→ **WRITTEN REQUEST**: Copy out all lines where "manufacturing" appears.

=== DATA PROVIDED ===

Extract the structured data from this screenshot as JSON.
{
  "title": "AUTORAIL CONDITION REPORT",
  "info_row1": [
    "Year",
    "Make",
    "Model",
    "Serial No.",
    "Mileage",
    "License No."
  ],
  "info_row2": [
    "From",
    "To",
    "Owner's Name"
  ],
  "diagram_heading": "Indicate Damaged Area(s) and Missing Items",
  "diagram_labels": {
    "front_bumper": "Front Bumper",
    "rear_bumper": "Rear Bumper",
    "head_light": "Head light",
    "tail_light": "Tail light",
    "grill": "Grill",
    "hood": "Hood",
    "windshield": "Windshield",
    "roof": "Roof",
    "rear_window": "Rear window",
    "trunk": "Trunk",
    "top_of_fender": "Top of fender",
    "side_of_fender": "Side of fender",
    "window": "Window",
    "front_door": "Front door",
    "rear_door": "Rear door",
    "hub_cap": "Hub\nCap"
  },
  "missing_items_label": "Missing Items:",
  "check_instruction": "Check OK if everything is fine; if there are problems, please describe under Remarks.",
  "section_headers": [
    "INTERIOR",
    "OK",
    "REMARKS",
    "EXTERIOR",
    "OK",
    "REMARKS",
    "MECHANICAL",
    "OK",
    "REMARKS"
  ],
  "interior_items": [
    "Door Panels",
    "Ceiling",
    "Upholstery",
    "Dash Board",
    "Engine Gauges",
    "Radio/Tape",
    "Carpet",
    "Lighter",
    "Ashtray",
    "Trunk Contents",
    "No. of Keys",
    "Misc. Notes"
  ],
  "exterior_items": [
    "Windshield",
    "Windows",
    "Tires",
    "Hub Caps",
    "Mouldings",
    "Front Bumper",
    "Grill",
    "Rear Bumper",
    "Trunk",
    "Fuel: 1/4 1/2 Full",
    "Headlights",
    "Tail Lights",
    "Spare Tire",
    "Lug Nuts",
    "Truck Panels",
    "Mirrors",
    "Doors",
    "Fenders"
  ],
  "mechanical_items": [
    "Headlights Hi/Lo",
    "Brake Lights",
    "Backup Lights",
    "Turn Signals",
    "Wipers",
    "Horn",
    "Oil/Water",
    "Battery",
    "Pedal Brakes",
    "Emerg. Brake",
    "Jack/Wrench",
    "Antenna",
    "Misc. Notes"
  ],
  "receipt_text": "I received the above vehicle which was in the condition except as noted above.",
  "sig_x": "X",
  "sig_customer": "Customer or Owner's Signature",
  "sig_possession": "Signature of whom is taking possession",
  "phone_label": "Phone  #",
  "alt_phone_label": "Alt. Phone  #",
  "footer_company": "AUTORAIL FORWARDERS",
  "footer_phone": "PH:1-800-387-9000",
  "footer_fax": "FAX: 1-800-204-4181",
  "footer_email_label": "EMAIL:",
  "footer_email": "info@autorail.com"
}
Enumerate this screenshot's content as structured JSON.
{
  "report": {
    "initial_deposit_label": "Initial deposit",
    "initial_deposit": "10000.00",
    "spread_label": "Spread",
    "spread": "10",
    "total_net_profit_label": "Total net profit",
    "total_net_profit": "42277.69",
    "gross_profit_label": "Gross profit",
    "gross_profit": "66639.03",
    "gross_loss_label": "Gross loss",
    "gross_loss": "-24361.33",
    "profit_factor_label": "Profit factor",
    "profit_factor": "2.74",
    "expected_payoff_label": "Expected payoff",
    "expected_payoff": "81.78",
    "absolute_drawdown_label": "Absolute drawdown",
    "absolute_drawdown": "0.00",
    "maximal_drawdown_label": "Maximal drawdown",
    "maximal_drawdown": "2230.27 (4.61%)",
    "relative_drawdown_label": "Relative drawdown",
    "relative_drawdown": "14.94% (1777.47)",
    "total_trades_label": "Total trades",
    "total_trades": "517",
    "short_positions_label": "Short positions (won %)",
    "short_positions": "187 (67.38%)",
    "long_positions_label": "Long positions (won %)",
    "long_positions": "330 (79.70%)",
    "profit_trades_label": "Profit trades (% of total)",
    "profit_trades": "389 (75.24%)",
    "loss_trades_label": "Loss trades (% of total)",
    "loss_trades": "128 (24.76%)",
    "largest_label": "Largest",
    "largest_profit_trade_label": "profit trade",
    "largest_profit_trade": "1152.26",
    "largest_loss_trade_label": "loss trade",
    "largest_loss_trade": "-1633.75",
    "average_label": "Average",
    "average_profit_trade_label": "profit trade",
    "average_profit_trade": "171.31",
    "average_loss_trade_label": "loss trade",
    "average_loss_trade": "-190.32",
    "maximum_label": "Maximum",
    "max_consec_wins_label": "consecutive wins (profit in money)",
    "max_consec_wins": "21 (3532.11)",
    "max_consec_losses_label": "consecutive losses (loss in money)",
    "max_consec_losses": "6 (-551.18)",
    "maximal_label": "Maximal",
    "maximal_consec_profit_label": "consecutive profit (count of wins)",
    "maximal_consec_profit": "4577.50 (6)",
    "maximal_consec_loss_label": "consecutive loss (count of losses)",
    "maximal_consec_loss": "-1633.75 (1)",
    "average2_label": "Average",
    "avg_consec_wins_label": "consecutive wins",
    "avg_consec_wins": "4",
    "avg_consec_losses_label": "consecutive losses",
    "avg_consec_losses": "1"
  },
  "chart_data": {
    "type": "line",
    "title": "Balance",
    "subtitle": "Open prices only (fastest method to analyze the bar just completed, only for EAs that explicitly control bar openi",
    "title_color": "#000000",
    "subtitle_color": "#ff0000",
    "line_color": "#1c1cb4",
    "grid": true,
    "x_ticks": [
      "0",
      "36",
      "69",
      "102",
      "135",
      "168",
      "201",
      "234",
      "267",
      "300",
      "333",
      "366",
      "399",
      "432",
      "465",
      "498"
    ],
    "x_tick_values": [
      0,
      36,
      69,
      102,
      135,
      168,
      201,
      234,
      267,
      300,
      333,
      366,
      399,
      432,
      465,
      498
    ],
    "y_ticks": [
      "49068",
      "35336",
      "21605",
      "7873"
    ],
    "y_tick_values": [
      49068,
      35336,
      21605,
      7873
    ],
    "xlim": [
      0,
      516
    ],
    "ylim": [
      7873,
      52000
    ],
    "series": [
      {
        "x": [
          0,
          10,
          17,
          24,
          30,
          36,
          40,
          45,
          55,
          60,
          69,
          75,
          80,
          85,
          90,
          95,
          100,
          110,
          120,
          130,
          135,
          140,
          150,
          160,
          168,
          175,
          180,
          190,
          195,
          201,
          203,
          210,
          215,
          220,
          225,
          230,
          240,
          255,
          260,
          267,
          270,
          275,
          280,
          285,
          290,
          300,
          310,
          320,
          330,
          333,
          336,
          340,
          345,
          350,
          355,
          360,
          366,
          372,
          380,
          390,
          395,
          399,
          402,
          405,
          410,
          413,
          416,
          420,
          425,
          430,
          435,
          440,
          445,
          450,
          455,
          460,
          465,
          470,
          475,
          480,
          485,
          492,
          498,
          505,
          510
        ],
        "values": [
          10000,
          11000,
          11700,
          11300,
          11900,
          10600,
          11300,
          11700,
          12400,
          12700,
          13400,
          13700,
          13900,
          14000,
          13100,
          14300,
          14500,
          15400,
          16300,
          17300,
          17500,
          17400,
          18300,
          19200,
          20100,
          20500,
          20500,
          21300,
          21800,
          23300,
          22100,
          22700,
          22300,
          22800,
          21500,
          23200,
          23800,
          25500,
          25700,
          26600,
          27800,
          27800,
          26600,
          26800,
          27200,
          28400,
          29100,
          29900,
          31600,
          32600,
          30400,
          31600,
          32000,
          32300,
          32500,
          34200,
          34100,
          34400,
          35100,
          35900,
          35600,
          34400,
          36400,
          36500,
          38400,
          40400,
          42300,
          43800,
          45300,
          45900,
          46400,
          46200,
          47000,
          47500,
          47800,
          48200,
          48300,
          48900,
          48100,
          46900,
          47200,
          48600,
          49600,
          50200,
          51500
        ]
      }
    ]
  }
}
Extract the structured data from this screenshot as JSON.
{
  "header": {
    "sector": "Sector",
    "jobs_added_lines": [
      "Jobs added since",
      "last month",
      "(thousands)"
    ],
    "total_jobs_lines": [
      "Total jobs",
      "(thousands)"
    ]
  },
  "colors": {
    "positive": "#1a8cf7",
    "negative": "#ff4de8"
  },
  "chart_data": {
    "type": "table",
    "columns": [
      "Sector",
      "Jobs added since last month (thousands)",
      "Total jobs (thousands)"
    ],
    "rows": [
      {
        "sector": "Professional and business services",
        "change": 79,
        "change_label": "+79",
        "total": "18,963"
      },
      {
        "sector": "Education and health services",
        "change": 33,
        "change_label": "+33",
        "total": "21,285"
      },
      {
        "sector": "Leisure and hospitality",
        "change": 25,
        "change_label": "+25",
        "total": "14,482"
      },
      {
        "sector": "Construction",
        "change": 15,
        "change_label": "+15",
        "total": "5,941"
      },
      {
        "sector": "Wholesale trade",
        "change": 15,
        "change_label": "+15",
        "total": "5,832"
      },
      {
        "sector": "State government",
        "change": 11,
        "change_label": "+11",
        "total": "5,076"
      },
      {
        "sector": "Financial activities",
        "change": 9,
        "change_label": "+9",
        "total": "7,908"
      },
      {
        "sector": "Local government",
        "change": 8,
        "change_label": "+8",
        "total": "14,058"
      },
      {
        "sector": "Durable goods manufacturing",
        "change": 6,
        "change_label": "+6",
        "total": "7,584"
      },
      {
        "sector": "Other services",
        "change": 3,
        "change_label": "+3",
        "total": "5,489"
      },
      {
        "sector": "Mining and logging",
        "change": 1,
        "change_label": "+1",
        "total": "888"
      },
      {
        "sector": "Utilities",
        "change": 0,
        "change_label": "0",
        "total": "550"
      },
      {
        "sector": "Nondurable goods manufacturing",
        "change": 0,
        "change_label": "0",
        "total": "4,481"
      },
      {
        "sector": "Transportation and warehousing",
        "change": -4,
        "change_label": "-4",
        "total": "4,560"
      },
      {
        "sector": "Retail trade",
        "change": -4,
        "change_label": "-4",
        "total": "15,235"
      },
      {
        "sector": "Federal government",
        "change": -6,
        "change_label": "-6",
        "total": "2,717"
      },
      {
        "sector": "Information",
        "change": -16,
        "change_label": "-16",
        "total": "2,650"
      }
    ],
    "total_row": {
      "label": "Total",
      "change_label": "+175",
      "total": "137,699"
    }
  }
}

===

→ **ANSWER BELOW**:
        "sector": "Durable goods manufacturing",
        "sector": "Nondurable goods manufacturing",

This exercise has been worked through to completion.